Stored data
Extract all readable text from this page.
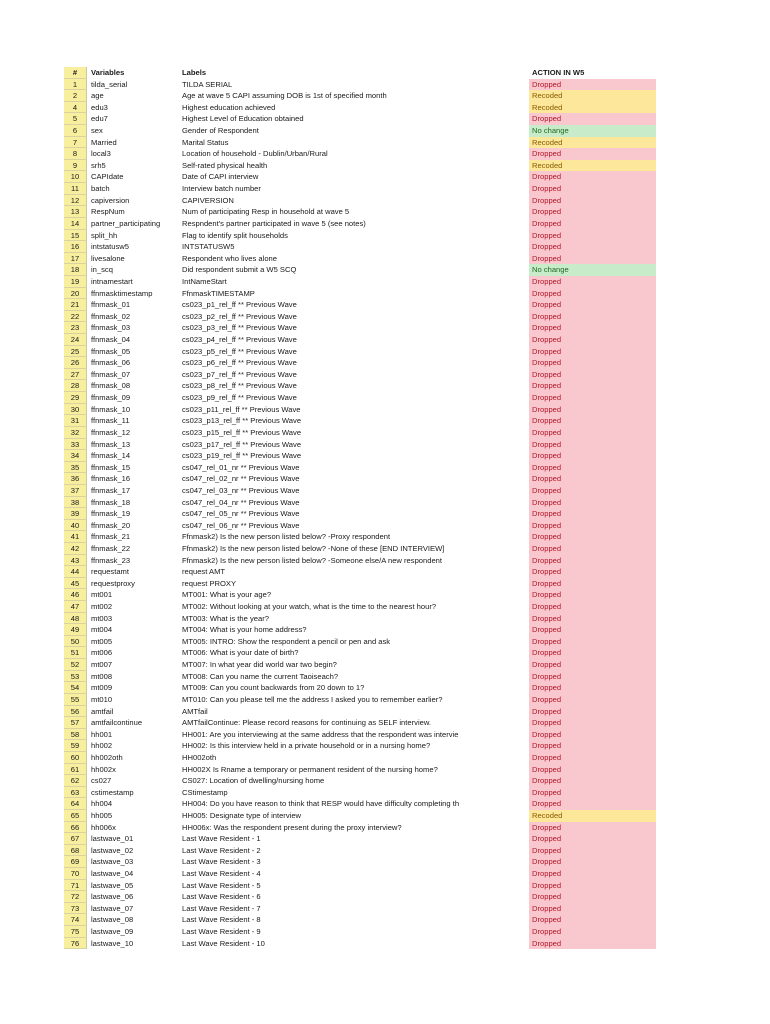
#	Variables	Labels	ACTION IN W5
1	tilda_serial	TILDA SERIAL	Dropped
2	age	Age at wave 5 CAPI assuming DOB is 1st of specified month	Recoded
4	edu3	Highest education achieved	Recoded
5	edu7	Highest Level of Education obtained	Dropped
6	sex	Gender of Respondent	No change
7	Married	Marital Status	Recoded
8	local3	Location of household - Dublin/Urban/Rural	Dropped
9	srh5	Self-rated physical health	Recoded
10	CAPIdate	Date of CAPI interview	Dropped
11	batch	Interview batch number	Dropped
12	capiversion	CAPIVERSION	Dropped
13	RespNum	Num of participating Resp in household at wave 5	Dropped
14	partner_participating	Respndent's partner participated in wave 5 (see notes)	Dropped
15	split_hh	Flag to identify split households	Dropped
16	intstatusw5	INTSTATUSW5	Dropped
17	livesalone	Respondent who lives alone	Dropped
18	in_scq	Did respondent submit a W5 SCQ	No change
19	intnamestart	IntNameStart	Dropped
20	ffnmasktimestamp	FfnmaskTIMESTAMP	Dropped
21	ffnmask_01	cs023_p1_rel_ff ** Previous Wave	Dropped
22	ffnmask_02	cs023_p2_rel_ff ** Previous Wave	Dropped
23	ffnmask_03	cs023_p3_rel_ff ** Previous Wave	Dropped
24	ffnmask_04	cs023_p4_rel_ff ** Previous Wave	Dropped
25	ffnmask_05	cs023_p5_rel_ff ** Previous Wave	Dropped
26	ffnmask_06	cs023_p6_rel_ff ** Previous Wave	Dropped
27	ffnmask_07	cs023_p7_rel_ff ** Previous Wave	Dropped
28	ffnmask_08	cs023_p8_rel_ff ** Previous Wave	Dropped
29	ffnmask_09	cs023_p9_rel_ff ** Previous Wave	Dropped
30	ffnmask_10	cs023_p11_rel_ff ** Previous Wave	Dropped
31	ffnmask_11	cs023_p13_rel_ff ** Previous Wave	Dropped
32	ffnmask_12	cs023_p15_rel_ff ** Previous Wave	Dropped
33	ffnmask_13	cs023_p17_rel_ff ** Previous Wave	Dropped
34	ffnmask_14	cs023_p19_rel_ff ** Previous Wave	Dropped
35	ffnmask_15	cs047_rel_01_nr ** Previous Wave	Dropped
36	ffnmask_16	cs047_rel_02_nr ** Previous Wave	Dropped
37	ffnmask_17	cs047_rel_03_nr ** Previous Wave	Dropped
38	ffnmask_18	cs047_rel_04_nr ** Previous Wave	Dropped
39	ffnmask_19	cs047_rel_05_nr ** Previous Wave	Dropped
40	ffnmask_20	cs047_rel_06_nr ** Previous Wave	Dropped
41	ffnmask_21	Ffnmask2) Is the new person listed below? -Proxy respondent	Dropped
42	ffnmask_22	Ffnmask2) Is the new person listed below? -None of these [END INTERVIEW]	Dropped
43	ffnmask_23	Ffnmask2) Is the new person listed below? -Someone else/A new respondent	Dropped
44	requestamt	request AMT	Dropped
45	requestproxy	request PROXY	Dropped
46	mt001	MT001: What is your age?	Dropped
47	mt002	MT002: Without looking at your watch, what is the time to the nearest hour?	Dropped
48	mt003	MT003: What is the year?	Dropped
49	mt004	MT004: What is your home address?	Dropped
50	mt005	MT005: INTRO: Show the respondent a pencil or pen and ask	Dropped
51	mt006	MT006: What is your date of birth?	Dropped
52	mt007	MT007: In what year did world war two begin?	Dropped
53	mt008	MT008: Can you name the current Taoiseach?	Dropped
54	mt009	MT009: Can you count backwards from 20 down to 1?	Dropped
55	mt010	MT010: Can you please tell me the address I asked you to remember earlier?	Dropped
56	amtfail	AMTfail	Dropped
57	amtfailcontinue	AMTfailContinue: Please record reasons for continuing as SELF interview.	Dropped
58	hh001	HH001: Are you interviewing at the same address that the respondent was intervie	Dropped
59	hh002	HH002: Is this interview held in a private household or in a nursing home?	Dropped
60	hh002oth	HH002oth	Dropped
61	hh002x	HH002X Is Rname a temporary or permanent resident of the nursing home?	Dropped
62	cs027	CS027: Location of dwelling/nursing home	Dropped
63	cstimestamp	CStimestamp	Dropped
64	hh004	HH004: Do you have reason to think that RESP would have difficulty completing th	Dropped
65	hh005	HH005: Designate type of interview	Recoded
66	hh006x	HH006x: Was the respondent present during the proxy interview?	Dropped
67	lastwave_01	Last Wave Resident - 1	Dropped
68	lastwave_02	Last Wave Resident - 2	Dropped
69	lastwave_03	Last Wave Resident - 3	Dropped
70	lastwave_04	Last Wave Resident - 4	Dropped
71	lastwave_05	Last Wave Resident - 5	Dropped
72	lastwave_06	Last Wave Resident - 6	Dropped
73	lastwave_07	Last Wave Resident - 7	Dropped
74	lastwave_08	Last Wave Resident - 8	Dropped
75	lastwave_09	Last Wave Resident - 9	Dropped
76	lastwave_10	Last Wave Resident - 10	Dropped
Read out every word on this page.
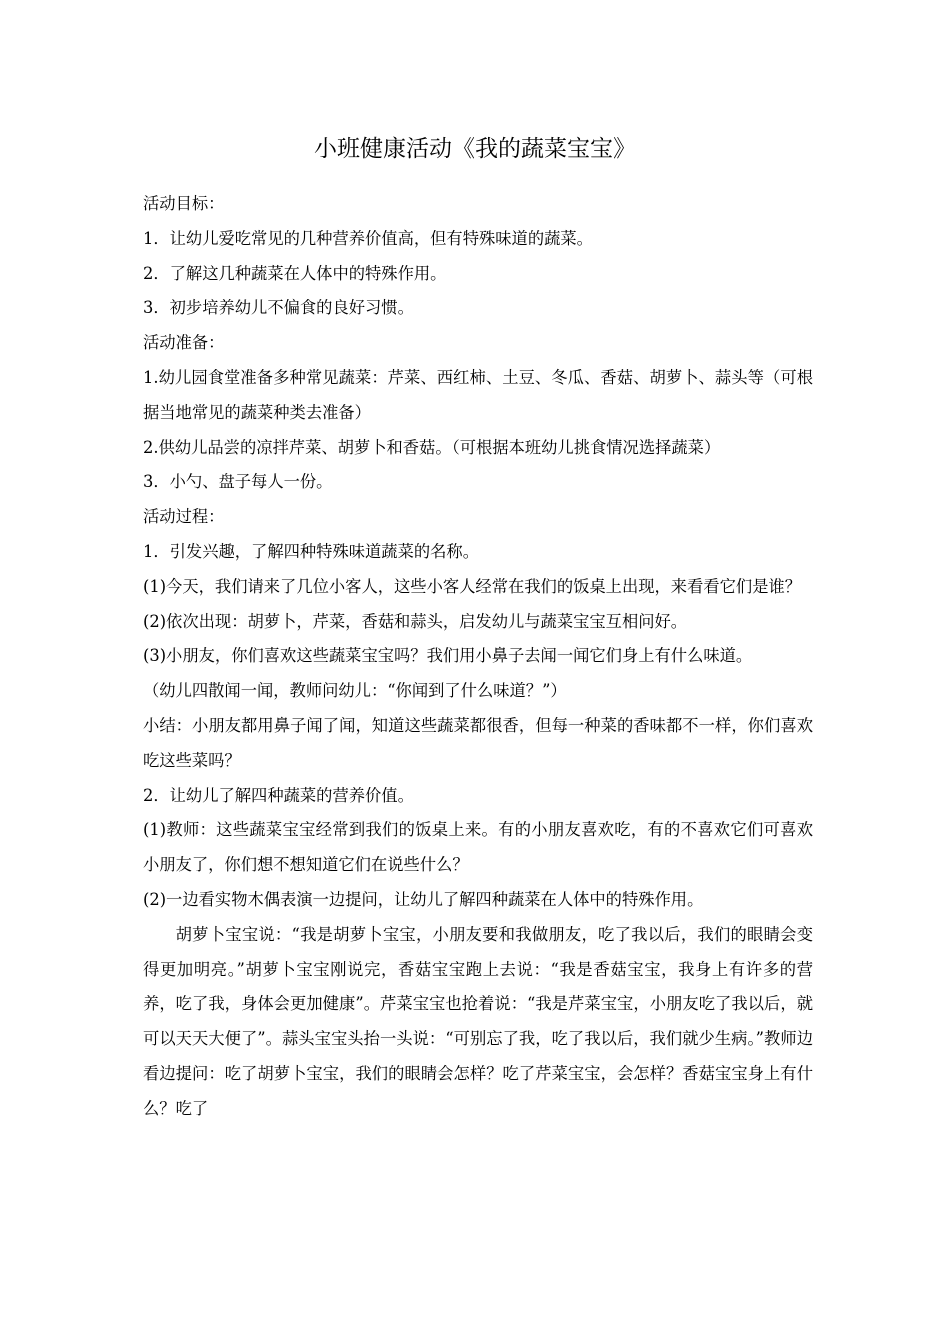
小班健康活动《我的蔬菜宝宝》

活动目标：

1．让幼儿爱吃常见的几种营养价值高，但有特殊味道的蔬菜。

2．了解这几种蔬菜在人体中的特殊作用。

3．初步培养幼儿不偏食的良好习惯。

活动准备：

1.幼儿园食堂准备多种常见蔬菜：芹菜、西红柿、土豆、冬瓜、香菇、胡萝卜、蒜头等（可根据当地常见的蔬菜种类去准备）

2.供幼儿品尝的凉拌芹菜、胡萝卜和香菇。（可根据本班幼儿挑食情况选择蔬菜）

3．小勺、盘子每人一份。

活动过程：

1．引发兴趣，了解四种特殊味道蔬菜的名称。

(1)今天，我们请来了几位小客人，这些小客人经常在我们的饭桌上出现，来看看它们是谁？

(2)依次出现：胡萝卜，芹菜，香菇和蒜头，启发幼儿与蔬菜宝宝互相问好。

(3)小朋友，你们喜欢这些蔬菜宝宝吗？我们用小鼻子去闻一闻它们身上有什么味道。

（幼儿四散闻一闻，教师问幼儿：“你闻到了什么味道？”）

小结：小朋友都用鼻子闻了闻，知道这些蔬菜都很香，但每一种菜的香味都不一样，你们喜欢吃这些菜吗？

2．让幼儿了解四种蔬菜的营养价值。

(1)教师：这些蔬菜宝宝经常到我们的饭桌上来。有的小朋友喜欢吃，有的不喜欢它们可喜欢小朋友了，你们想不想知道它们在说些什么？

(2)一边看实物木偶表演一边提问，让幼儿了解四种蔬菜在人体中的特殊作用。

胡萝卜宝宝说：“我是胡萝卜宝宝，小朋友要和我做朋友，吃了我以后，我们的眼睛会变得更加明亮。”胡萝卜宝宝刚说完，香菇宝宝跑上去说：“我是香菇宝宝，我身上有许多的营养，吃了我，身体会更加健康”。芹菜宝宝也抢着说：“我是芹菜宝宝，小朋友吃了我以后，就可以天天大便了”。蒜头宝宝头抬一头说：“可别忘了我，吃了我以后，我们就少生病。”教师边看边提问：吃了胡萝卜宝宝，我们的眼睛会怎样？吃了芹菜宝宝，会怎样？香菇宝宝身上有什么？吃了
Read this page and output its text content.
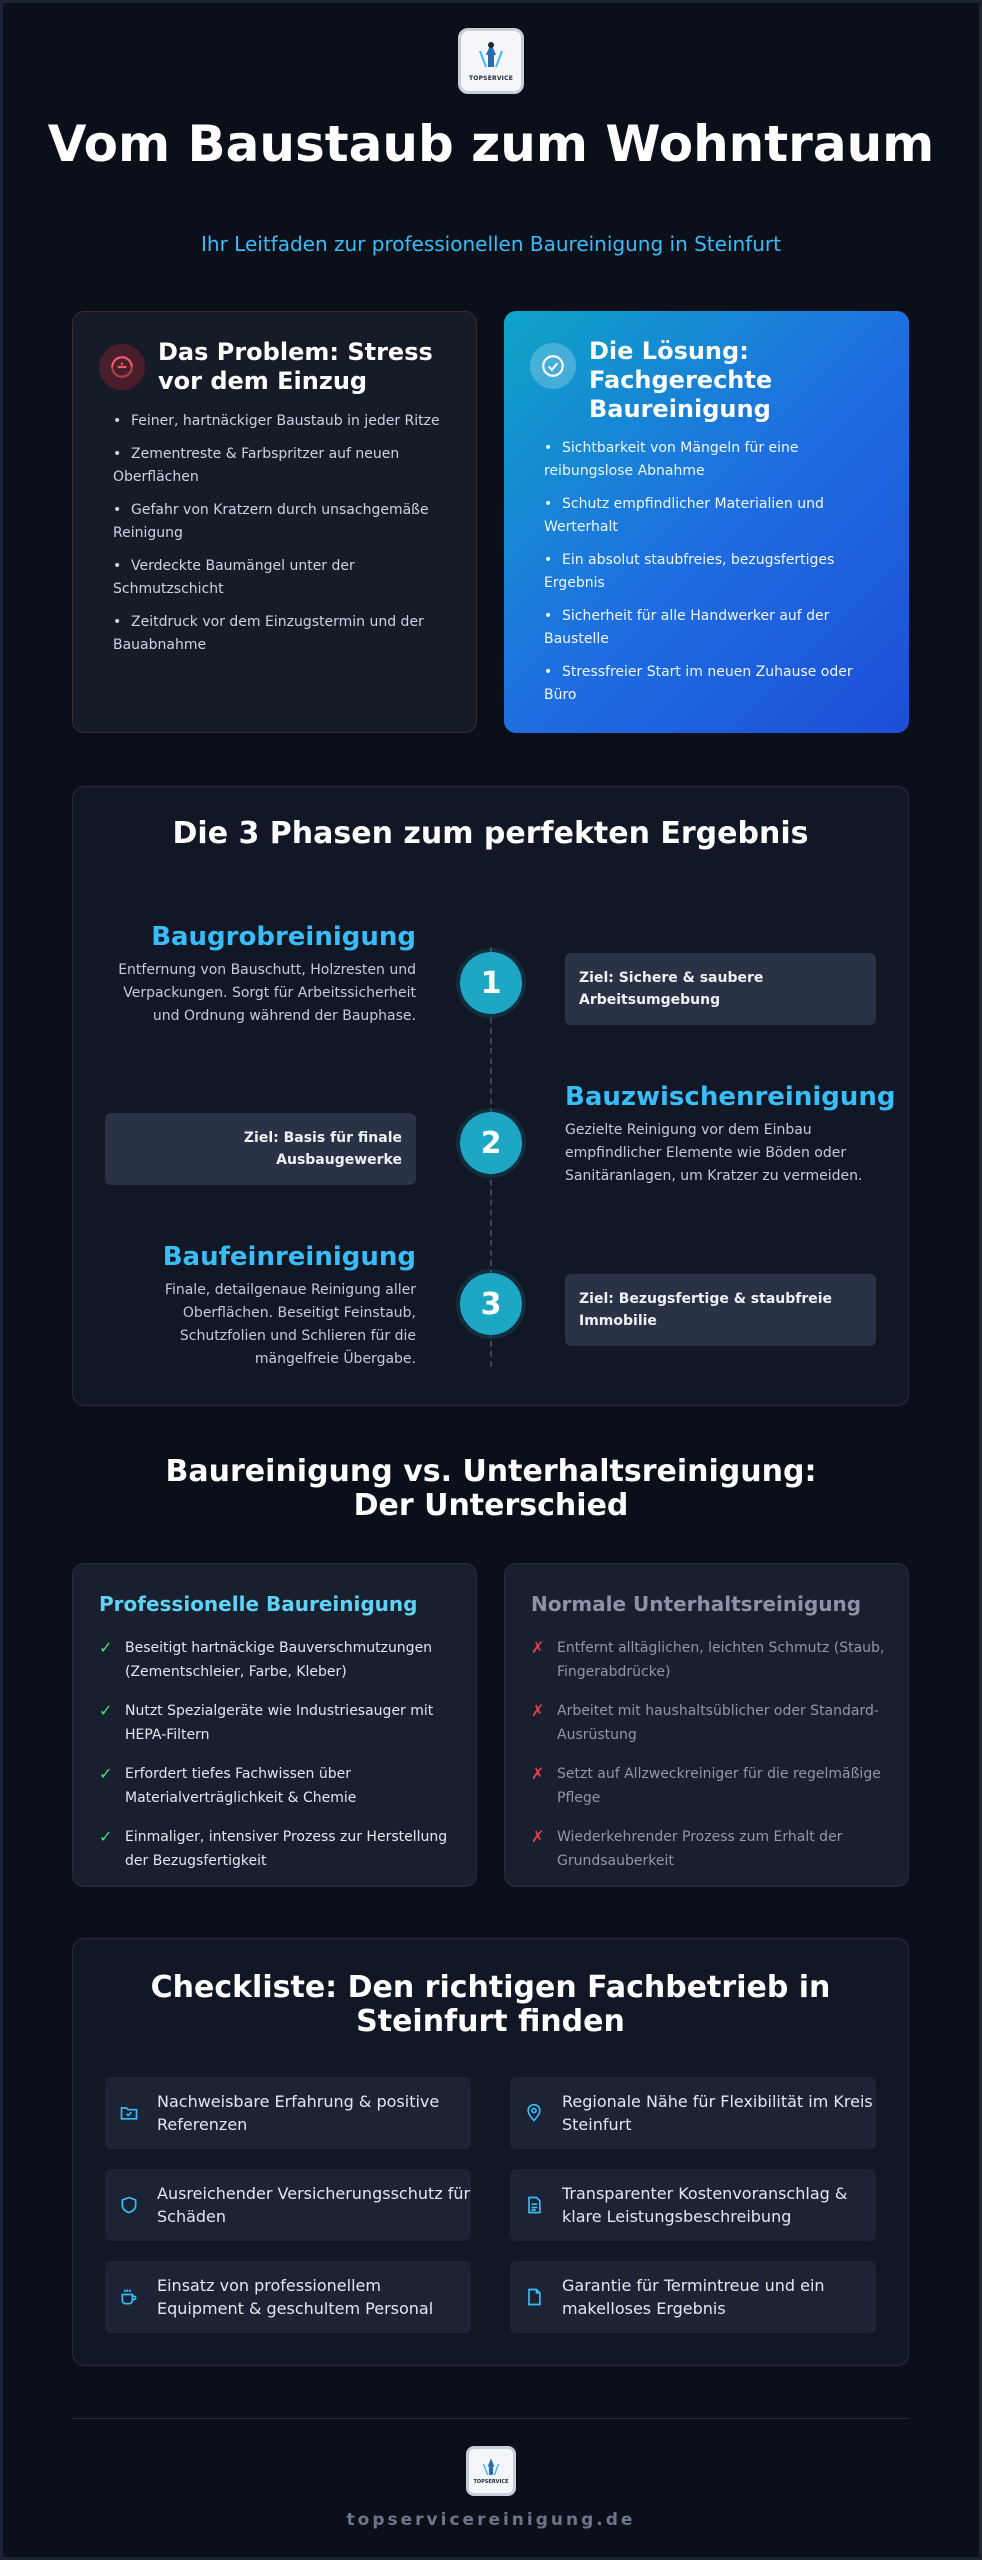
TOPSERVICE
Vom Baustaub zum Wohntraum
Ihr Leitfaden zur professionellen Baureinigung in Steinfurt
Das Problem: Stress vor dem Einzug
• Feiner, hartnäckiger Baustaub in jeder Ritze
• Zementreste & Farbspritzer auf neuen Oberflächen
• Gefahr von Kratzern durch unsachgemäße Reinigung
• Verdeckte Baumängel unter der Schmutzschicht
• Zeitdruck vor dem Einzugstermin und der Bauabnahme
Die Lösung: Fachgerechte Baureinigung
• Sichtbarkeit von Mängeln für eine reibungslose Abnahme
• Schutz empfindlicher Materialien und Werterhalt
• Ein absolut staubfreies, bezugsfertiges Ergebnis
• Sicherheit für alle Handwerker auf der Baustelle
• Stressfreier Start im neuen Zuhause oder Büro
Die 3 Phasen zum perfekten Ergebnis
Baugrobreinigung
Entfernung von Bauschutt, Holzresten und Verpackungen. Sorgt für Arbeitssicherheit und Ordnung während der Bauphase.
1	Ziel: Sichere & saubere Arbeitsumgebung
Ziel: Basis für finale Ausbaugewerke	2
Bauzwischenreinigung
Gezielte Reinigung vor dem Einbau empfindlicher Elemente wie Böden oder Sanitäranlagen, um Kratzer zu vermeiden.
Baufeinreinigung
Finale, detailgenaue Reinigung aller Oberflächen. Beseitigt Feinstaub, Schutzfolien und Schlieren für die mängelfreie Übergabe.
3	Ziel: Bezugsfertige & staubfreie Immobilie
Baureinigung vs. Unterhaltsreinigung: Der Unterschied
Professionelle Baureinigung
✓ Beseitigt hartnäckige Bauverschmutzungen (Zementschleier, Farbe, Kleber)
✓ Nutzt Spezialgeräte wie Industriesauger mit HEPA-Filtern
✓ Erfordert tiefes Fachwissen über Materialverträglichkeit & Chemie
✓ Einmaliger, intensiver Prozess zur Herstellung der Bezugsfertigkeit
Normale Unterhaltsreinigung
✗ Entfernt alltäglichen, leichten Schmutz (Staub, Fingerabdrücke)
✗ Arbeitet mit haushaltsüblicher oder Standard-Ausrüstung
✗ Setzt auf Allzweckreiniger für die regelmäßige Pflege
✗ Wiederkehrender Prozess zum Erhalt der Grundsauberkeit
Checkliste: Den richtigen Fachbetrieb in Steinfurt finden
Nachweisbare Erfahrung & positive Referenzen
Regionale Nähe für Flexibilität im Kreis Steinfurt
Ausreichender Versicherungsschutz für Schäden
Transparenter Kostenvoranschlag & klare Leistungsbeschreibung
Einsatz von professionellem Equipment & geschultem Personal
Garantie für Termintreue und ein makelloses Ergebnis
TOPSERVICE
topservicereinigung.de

**The exercise:**
Pick each line holding the word "nursing" out of the listing.

**Response for this exercise:**
59	hh002	HH002: Is this interview held in a private household or in a nursing home?	Dropped
61	hh002x	HH002X Is Rname a temporary or permanent resident of the nursing home?	Dropped
62	cs027	CS027: Location of dwelling/nursing home	Dropped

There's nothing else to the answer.